**Short exercise**
Work through the material below line by line and say how many lines include the word "this". Only the number, please.
╭──
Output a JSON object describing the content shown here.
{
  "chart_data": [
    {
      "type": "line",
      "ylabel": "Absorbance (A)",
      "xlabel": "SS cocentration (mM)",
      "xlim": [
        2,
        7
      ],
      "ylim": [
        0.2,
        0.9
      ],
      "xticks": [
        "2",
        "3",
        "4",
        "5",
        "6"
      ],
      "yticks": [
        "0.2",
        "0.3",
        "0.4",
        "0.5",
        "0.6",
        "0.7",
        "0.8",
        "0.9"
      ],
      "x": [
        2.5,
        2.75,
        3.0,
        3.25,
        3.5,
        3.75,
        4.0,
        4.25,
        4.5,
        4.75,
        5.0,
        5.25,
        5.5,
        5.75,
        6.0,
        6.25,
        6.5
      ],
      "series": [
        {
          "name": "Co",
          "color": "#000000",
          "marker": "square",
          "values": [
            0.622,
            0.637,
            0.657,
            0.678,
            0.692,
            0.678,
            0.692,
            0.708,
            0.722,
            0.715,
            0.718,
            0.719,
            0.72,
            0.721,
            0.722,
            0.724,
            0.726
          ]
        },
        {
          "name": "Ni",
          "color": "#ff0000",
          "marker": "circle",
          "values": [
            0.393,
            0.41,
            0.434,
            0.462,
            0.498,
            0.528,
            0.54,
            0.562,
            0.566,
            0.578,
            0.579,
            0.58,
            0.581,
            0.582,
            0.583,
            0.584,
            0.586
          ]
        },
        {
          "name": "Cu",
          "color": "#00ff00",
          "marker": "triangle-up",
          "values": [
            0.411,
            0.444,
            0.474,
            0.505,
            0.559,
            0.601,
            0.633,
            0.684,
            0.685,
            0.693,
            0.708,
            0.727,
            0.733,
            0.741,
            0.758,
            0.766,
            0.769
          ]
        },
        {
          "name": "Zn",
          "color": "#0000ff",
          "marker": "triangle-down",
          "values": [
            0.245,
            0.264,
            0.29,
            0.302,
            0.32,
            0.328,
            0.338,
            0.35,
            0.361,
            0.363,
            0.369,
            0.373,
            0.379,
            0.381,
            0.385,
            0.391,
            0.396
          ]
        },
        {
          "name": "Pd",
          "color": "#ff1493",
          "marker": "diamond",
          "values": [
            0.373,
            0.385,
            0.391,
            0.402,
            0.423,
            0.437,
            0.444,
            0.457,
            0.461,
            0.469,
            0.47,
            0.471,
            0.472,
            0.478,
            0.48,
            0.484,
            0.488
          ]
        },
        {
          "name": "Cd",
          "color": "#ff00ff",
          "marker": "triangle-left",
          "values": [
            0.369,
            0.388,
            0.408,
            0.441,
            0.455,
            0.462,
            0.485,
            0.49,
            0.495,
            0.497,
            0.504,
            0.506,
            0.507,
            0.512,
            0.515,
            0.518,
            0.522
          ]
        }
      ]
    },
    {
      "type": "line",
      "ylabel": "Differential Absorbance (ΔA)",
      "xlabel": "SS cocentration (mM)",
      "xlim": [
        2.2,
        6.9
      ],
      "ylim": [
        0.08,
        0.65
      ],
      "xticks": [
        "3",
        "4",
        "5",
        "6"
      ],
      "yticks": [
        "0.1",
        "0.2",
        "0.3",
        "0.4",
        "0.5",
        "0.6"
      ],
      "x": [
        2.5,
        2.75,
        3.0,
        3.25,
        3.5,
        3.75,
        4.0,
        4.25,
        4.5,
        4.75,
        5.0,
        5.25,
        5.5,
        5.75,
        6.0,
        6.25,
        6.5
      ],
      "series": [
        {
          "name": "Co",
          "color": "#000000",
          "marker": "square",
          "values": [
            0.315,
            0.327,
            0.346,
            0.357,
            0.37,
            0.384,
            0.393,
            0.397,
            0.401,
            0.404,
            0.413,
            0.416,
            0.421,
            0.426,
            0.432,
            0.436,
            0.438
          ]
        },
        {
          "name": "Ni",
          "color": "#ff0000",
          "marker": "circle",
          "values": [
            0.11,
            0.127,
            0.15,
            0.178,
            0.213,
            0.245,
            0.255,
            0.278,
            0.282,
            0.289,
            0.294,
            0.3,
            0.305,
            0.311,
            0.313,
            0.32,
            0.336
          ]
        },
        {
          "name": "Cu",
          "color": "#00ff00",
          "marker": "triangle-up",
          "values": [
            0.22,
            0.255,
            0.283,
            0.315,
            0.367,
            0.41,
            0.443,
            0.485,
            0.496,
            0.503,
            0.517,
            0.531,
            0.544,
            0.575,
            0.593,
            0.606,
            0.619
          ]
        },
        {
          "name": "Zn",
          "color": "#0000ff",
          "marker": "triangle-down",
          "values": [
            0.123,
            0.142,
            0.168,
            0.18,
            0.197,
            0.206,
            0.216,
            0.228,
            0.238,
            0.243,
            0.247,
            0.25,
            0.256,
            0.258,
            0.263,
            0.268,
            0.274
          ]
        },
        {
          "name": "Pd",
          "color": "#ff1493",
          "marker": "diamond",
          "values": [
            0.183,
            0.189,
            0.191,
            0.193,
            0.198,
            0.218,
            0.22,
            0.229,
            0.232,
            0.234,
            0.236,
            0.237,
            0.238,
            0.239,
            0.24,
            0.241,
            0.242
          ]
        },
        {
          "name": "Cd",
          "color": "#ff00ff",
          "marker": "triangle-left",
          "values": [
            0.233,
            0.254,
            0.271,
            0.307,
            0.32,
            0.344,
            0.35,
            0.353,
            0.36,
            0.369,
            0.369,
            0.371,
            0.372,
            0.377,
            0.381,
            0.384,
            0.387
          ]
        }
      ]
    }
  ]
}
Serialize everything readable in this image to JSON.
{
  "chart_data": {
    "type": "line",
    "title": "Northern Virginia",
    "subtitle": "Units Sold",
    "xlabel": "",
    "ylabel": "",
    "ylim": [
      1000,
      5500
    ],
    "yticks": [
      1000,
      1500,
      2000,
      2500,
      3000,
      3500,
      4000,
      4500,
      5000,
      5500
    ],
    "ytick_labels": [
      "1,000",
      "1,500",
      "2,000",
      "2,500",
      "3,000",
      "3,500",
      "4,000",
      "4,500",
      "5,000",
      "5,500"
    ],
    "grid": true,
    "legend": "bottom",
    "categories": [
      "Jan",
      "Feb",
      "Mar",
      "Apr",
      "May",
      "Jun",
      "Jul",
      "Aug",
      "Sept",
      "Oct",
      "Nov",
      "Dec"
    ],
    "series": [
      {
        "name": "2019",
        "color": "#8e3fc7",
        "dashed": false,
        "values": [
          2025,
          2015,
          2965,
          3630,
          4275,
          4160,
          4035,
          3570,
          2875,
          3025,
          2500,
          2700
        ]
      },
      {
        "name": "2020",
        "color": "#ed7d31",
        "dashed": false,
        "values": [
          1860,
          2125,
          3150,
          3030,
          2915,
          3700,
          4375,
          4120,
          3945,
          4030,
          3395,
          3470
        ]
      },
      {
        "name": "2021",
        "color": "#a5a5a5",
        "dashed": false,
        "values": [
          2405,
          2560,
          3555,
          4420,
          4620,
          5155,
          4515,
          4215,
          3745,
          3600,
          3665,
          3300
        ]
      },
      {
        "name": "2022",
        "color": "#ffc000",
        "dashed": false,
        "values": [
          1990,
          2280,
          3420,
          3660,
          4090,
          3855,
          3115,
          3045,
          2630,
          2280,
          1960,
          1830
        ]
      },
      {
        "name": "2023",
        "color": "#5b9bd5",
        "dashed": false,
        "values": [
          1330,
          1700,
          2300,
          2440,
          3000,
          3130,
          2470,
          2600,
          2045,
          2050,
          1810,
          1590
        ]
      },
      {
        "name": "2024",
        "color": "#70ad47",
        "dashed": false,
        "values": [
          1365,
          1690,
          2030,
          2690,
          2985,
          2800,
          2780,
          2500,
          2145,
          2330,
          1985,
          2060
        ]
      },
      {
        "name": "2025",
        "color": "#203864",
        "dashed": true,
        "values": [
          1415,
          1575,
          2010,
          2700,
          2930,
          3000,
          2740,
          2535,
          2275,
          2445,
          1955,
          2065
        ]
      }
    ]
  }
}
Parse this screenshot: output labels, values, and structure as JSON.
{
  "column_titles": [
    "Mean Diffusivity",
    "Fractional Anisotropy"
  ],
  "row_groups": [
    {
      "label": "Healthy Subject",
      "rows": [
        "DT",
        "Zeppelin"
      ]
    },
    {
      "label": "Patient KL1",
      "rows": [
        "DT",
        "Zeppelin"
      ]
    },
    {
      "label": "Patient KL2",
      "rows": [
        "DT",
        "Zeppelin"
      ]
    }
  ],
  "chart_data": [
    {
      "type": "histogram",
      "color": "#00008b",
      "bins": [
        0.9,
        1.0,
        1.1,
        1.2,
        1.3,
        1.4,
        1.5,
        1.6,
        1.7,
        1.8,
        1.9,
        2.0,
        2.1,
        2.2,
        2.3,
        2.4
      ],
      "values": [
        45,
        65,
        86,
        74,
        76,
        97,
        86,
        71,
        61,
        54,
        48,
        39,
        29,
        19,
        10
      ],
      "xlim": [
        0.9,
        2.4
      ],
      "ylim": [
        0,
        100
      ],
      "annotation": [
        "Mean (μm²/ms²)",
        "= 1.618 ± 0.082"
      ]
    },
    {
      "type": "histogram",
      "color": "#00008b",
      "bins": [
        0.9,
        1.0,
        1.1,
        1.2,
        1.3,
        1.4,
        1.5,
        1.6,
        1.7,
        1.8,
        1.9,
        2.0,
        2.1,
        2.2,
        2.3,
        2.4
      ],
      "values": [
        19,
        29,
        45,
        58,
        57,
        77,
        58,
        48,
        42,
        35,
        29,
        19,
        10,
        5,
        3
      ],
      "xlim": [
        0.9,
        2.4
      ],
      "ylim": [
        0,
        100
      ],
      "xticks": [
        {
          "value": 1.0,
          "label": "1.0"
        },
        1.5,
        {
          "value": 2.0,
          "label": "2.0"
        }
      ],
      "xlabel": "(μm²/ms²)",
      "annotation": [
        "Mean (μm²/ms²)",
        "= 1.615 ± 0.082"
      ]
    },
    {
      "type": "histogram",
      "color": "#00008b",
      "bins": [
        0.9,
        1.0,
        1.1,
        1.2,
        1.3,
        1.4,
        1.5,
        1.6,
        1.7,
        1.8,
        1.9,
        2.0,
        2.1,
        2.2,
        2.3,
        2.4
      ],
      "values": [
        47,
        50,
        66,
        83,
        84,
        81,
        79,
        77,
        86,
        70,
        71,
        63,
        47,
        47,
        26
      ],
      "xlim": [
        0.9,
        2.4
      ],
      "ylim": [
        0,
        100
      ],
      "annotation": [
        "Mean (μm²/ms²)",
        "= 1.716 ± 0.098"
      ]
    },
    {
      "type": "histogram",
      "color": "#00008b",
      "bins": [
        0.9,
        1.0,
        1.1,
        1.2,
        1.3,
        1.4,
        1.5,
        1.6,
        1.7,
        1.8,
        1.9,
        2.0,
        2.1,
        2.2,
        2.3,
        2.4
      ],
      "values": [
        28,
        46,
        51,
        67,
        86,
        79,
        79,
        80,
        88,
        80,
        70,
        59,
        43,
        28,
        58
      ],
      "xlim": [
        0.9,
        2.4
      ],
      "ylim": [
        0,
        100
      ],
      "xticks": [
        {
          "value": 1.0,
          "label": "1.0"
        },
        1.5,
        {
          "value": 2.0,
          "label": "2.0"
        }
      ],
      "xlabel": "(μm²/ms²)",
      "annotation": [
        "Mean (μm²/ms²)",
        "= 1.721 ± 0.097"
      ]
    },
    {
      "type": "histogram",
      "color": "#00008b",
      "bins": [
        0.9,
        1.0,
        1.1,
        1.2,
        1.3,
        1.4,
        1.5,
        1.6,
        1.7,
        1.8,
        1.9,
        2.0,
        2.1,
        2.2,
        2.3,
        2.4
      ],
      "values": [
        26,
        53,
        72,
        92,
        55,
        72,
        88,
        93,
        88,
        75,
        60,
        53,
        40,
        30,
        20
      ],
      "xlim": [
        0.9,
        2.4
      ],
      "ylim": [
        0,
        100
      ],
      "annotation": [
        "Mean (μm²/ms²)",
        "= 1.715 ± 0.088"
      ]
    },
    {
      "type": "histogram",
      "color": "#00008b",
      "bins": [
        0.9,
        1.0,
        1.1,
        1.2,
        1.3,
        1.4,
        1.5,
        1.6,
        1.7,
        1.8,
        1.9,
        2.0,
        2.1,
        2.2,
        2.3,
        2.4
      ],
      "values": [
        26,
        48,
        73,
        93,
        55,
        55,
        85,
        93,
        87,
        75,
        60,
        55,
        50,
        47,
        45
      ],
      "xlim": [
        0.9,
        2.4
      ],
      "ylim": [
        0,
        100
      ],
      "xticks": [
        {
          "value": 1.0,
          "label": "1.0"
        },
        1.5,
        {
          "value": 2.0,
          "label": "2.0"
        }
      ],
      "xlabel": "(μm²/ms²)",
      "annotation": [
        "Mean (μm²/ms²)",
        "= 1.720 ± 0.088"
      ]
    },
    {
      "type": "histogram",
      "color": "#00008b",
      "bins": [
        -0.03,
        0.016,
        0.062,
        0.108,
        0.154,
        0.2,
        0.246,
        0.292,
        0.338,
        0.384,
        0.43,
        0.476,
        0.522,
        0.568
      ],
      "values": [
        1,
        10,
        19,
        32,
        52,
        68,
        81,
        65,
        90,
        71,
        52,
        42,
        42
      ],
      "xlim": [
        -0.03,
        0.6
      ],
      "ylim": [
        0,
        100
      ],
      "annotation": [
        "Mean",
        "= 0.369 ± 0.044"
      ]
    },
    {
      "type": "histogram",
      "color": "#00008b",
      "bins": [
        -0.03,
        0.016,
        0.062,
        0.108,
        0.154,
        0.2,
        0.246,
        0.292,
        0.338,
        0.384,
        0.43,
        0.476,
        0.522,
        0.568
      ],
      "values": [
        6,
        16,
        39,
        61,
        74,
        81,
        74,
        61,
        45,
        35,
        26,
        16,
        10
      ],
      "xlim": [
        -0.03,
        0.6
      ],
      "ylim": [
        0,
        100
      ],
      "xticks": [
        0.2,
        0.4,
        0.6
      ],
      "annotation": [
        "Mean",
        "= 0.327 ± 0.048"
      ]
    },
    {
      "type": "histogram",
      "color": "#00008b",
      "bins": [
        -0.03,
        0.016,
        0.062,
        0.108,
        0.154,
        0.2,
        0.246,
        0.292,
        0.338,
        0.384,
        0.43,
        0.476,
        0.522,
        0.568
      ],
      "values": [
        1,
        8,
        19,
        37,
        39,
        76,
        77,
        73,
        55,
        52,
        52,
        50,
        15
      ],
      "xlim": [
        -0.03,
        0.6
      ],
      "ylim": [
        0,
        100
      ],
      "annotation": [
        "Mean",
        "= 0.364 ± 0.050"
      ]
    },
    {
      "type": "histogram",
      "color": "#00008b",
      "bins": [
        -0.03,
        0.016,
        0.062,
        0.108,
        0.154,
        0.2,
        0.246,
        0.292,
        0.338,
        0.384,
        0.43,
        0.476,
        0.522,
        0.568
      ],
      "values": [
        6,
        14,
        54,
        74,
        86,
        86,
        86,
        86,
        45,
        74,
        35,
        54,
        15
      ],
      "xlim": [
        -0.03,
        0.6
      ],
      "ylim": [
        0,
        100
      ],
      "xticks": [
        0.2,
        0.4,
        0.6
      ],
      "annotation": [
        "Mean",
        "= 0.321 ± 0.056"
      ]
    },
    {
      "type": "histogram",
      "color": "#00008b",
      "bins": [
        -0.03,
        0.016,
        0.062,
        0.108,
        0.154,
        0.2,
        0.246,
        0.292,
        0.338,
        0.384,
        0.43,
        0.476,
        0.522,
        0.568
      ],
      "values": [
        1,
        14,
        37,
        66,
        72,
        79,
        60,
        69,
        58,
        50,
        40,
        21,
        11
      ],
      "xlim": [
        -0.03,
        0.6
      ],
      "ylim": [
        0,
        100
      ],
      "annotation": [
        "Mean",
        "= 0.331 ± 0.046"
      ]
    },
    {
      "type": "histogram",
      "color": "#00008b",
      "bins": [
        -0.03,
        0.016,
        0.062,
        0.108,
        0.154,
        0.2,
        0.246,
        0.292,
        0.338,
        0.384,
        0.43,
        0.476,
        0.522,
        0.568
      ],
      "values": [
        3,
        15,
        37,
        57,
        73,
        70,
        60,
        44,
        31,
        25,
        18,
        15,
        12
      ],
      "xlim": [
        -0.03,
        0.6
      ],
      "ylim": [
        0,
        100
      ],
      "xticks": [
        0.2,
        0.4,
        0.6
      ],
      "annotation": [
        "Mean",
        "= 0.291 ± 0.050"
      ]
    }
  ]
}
╰──
**Exercise solution**
2